-------- Source data --------
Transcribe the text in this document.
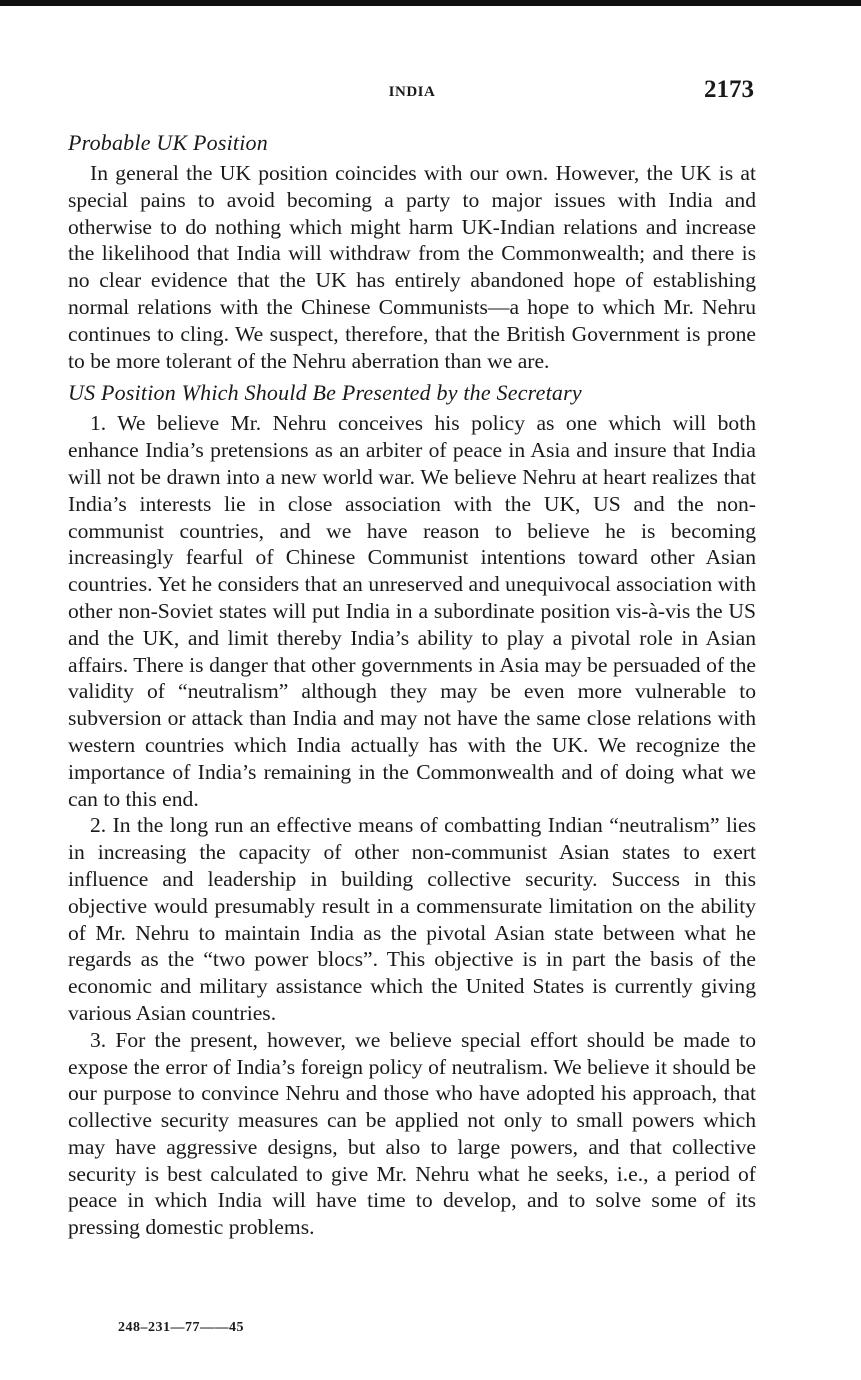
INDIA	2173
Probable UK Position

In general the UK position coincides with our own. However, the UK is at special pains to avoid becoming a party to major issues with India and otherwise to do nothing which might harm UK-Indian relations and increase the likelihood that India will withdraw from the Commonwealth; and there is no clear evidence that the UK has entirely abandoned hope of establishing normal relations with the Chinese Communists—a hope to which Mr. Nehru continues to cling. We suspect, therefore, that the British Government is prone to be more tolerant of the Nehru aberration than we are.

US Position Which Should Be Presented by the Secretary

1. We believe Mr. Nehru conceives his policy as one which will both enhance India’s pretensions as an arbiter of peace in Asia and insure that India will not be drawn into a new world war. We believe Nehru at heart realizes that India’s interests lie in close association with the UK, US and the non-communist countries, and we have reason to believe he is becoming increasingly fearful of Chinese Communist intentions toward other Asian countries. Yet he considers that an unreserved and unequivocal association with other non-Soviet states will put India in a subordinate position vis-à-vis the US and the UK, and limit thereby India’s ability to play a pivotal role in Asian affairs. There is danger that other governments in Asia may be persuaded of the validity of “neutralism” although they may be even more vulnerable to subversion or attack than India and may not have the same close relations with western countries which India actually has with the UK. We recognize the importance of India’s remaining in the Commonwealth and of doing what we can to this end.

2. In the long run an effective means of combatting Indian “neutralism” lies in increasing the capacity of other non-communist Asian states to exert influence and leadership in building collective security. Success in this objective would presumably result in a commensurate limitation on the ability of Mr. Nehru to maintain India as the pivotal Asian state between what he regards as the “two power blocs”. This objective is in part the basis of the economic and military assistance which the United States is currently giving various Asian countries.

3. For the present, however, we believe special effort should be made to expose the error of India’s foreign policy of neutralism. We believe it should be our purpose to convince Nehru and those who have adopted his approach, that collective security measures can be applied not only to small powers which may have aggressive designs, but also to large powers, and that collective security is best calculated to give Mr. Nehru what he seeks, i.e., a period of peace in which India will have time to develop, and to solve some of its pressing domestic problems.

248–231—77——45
--------
Retype the data above exactly; pictures are not part of the copy.

# Correct result:
Transcribe the text in this document.
INDIA	2173
Probable UK Position

In general the UK position coincides with our own. However, the UK is at special pains to avoid becoming a party to major issues with India and otherwise to do nothing which might harm UK-Indian relations and increase the likelihood that India will withdraw from the Commonwealth; and there is no clear evidence that the UK has entirely abandoned hope of establishing normal relations with the Chinese Communists—a hope to which Mr. Nehru continues to cling. We suspect, therefore, that the British Government is prone to be more tolerant of the Nehru aberration than we are.

US Position Which Should Be Presented by the Secretary

1. We believe Mr. Nehru conceives his policy as one which will both enhance India’s pretensions as an arbiter of peace in Asia and insure that India will not be drawn into a new world war. We believe Nehru at heart realizes that India’s interests lie in close association with the UK, US and the non-communist countries, and we have reason to believe he is becoming increasingly fearful of Chinese Communist intentions toward other Asian countries. Yet he considers that an unreserved and unequivocal association with other non-Soviet states will put India in a subordinate position vis-à-vis the US and the UK, and limit thereby India’s ability to play a pivotal role in Asian affairs. There is danger that other governments in Asia may be persuaded of the validity of “neutralism” although they may be even more vulnerable to subversion or attack than India and may not have the same close relations with western countries which India actually has with the UK. We recognize the importance of India’s remaining in the Commonwealth and of doing what we can to this end.

2. In the long run an effective means of combatting Indian “neutralism” lies in increasing the capacity of other non-communist Asian states to exert influence and leadership in building collective security. Success in this objective would presumably result in a commensurate limitation on the ability of Mr. Nehru to maintain India as the pivotal Asian state between what he regards as the “two power blocs”. This objective is in part the basis of the economic and military assistance which the United States is currently giving various Asian countries.

3. For the present, however, we believe special effort should be made to expose the error of India’s foreign policy of neutralism. We believe it should be our purpose to convince Nehru and those who have adopted his approach, that collective security measures can be applied not only to small powers which may have aggressive designs, but also to large powers, and that collective security is best calculated to give Mr. Nehru what he seeks, i.e., a period of peace in which India will have time to develop, and to solve some of its pressing domestic problems.

248–231—77——45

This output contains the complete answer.